**WHAT YOU WILL DO:**
Pick out all lines with the word "text" from the records that follow.

**MATERIALS PROVIDED:**
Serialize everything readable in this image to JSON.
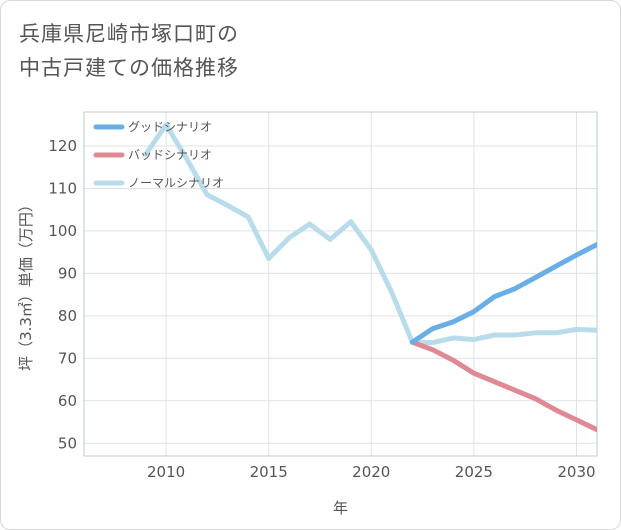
{
  "chart_data": {
    "type": "line",
    "title_lines": [
      "兵庫県尼崎市塚口町の",
      "中古戸建ての価格推移"
    ],
    "xlabel": "年",
    "ylabel": "坪（3.3㎡）単価（万円）",
    "xlim": [
      2006,
      2031
    ],
    "ylim": [
      47,
      128
    ],
    "xticks": [
      2010,
      2015,
      2020,
      2025,
      2030
    ],
    "yticks": [
      50,
      60,
      70,
      80,
      90,
      100,
      110,
      120
    ],
    "grid": true,
    "legend_position": "top-left",
    "series": [
      {
        "name": "グッドシナリオ",
        "color": "#6aaee6",
        "x": [
          2022,
          2023,
          2024,
          2025,
          2026,
          2027,
          2028,
          2029,
          2030,
          2031
        ],
        "y": [
          73.8,
          77,
          78.6,
          81,
          84.5,
          86.4,
          89,
          91.7,
          94.3,
          96.8
        ]
      },
      {
        "name": "バッドシナリオ",
        "color": "#de8993",
        "x": [
          2022,
          2023,
          2024,
          2025,
          2026,
          2027,
          2028,
          2029,
          2030,
          2031
        ],
        "y": [
          73.8,
          72,
          69.5,
          66.5,
          64.5,
          62.5,
          60.5,
          57.8,
          55.5,
          53.2
        ]
      },
      {
        "name": "ノーマルシナリオ",
        "color": "#b9dcea",
        "x": [
          2009,
          2010,
          2011,
          2012,
          2013,
          2014,
          2015,
          2016,
          2017,
          2018,
          2019,
          2020,
          2021,
          2022,
          2023,
          2024,
          2025,
          2026,
          2027,
          2028,
          2029,
          2030,
          2031
        ],
        "y": [
          118,
          125,
          117,
          108.5,
          106,
          103.3,
          93.5,
          98.4,
          101.6,
          98,
          102.2,
          95.5,
          85.5,
          73.8,
          73.7,
          74.8,
          74.4,
          75.5,
          75.5,
          76,
          76,
          76.8,
          76.6
        ]
      }
    ]
  }
}
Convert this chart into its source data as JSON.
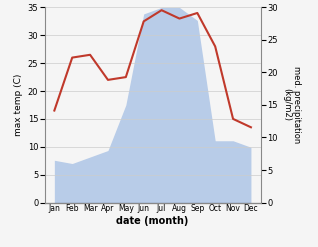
{
  "months": [
    "Jan",
    "Feb",
    "Mar",
    "Apr",
    "May",
    "Jun",
    "Jul",
    "Aug",
    "Sep",
    "Oct",
    "Nov",
    "Dec"
  ],
  "temperature": [
    16.5,
    26.0,
    26.5,
    22.0,
    22.5,
    32.5,
    34.5,
    33.0,
    34.0,
    28.0,
    15.0,
    13.5
  ],
  "precipitation": [
    6.5,
    6.0,
    7.0,
    8.0,
    15.0,
    29.0,
    30.0,
    30.0,
    28.0,
    9.5,
    9.5,
    8.5
  ],
  "temp_color": "#c0392b",
  "precip_color_fill": "#b8cce8",
  "temp_ylim": [
    0,
    35
  ],
  "precip_ylim": [
    0,
    30
  ],
  "temp_yticks": [
    0,
    5,
    10,
    15,
    20,
    25,
    30,
    35
  ],
  "precip_yticks": [
    0,
    5,
    10,
    15,
    20,
    25,
    30
  ],
  "xlabel": "date (month)",
  "ylabel_left": "max temp (C)",
  "ylabel_right": "med. precipitation\n(kg/m2)",
  "bg_color": "#f5f5f5"
}
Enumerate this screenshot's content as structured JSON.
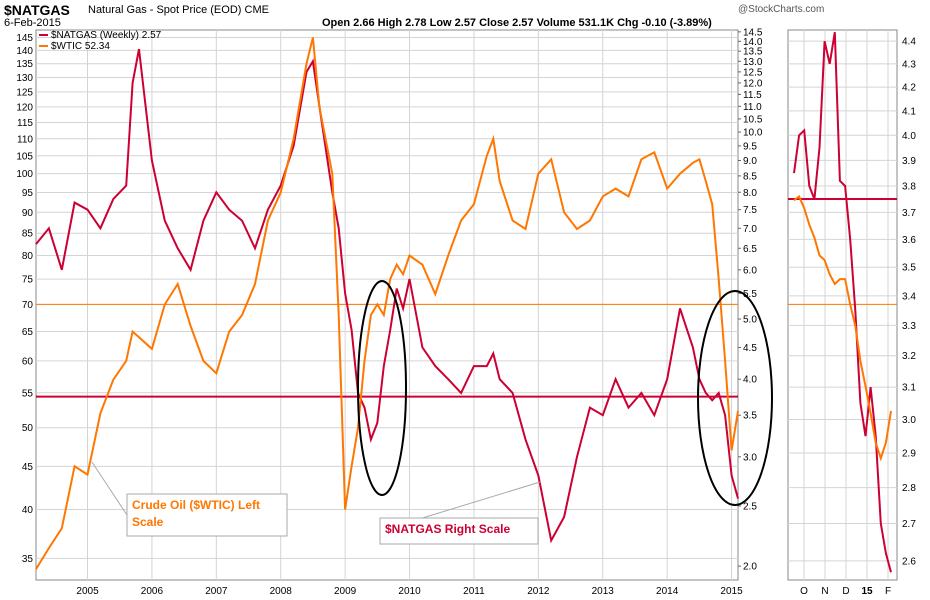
{
  "header": {
    "symbol": "$NATGAS",
    "description": "Natural Gas - Spot Price (EOD)",
    "exchange": "CME",
    "date": "6-Feb-2015",
    "watermark": "@StockCharts.com",
    "ohlc": "Open 2.66  High 2.78  Low 2.57  Close 2.57  Volume 531.1K  Chg -0.10 (-3.89%)"
  },
  "legend": [
    {
      "label": "$NATGAS (Weekly) 2.57",
      "color": "#cc0033"
    },
    {
      "label": "$WTIC 52.34",
      "color": "#ff7700"
    }
  ],
  "colors": {
    "natgas": "#cc0033",
    "wtic": "#ff7700",
    "grid": "#d4d4d4",
    "callout_border": "#aaaaaa"
  },
  "chart_data": [
    {
      "type": "line",
      "title": "$NATGAS Natural Gas - Spot Price (EOD)",
      "log_scale": true,
      "grid": true,
      "legend_position": "top-left",
      "x_ticks": [
        "2005",
        "2006",
        "2007",
        "2008",
        "2009",
        "2010",
        "2011",
        "2012",
        "2013",
        "2014",
        "2015"
      ],
      "left_axis": {
        "series": "$WTIC",
        "ylim": [
          33,
          148
        ],
        "ticks": [
          35,
          40,
          45,
          50,
          55,
          60,
          65,
          70,
          75,
          80,
          85,
          90,
          95,
          100,
          105,
          110,
          115,
          120,
          125,
          130,
          135,
          140,
          145
        ]
      },
      "right_axis": {
        "series": "$NATGAS",
        "ylim": [
          1.9,
          14.6
        ],
        "ticks": [
          2.0,
          2.5,
          3.0,
          3.5,
          4.0,
          4.5,
          5.0,
          5.5,
          6.0,
          6.5,
          7.0,
          7.5,
          8.0,
          8.5,
          9.0,
          9.5,
          10.0,
          10.5,
          11.0,
          11.5,
          12.0,
          12.5,
          13.0,
          13.5,
          14.0,
          14.5
        ]
      },
      "x": [
        2004.2,
        2004.4,
        2004.6,
        2004.8,
        2005.0,
        2005.2,
        2005.4,
        2005.6,
        2005.7,
        2005.8,
        2006.0,
        2006.2,
        2006.4,
        2006.6,
        2006.8,
        2007.0,
        2007.2,
        2007.4,
        2007.6,
        2007.8,
        2008.0,
        2008.2,
        2008.4,
        2008.5,
        2008.6,
        2008.8,
        2008.9,
        2009.0,
        2009.1,
        2009.2,
        2009.3,
        2009.4,
        2009.5,
        2009.6,
        2009.7,
        2009.8,
        2009.9,
        2010.0,
        2010.2,
        2010.4,
        2010.6,
        2010.8,
        2011.0,
        2011.2,
        2011.3,
        2011.4,
        2011.6,
        2011.8,
        2012.0,
        2012.2,
        2012.4,
        2012.6,
        2012.8,
        2013.0,
        2013.2,
        2013.4,
        2013.6,
        2013.8,
        2014.0,
        2014.2,
        2014.4,
        2014.5,
        2014.6,
        2014.7,
        2014.8,
        2014.9,
        2015.0,
        2015.1
      ],
      "series": [
        {
          "name": "$NATGAS (Weekly) 2.57",
          "axis": "right",
          "color": "#cc0033",
          "values": [
            6.6,
            7.0,
            6.0,
            7.7,
            7.5,
            7.0,
            7.8,
            8.2,
            12.0,
            13.6,
            9.0,
            7.2,
            6.5,
            6.0,
            7.2,
            8.0,
            7.5,
            7.2,
            6.5,
            7.5,
            8.2,
            9.5,
            12.5,
            13.0,
            11.0,
            8.0,
            7.0,
            5.5,
            4.8,
            3.8,
            3.6,
            3.2,
            3.4,
            4.2,
            4.8,
            5.6,
            5.2,
            5.8,
            4.5,
            4.2,
            4.0,
            3.8,
            4.2,
            4.2,
            4.4,
            4.0,
            3.8,
            3.2,
            2.8,
            2.2,
            2.4,
            3.0,
            3.6,
            3.5,
            4.0,
            3.6,
            3.8,
            3.5,
            4.0,
            5.2,
            4.5,
            4.0,
            3.8,
            3.7,
            3.8,
            3.5,
            2.8,
            2.57
          ]
        },
        {
          "name": "$WTIC 52.34",
          "axis": "left",
          "color": "#ff7700",
          "values": [
            34,
            36,
            38,
            45,
            44,
            52,
            57,
            60,
            65,
            64,
            62,
            70,
            74,
            66,
            60,
            58,
            65,
            68,
            74,
            88,
            95,
            110,
            135,
            145,
            120,
            100,
            68,
            40,
            45,
            50,
            60,
            68,
            70,
            68,
            75,
            78,
            76,
            80,
            78,
            72,
            80,
            88,
            92,
            105,
            110,
            98,
            88,
            86,
            100,
            104,
            90,
            86,
            88,
            94,
            96,
            94,
            104,
            106,
            96,
            100,
            103,
            104,
            98,
            92,
            75,
            60,
            47,
            52.34
          ]
        }
      ]
    },
    {
      "type": "line",
      "title": "",
      "log_scale": true,
      "grid": true,
      "x_ticks": [
        "O",
        "N",
        "D",
        "15",
        "F"
      ],
      "right_axis": {
        "series": "$NATGAS",
        "ylim": [
          2.55,
          4.45
        ],
        "ticks": [
          2.6,
          2.7,
          2.8,
          2.9,
          3.0,
          3.1,
          3.2,
          3.3,
          3.4,
          3.5,
          3.6,
          3.7,
          3.8,
          3.9,
          4.0,
          4.1,
          4.2,
          4.3,
          4.4
        ]
      },
      "left_axis": {
        "series": "$WTIC",
        "ylim": [
          33,
          148
        ]
      },
      "x": [
        0,
        1,
        2,
        3,
        4,
        5,
        6,
        7,
        8,
        9,
        10,
        11,
        12,
        13,
        14,
        15,
        16,
        17,
        18,
        19
      ],
      "series": [
        {
          "name": "$NATGAS (Weekly) 2.57",
          "axis": "right",
          "color": "#cc0033",
          "values": [
            3.85,
            4.0,
            4.02,
            3.8,
            3.75,
            3.95,
            4.4,
            4.3,
            4.44,
            3.82,
            3.8,
            3.6,
            3.35,
            3.05,
            2.95,
            3.1,
            2.95,
            2.7,
            2.62,
            2.57
          ]
        },
        {
          "name": "$WTIC 52.34",
          "axis": "left",
          "color": "#ff7700",
          "values": [
            93,
            94,
            91,
            87,
            84,
            80,
            79,
            76,
            74,
            75,
            75,
            70,
            66,
            60,
            56,
            52,
            48,
            46,
            48,
            52.34
          ]
        }
      ]
    }
  ],
  "annotations": [
    {
      "text": "Crude Oil ($WTIC) Left Scale"
    },
    {
      "text": "$NATGAS Right Scale"
    }
  ],
  "reference_levels": {
    "natgas": 3.75,
    "wtic": 70
  }
}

**CORRECT ANSWER:**
      "text": "Crude Oil ($WTIC) Left Scale"
      "text": "$NATGAS Right Scale"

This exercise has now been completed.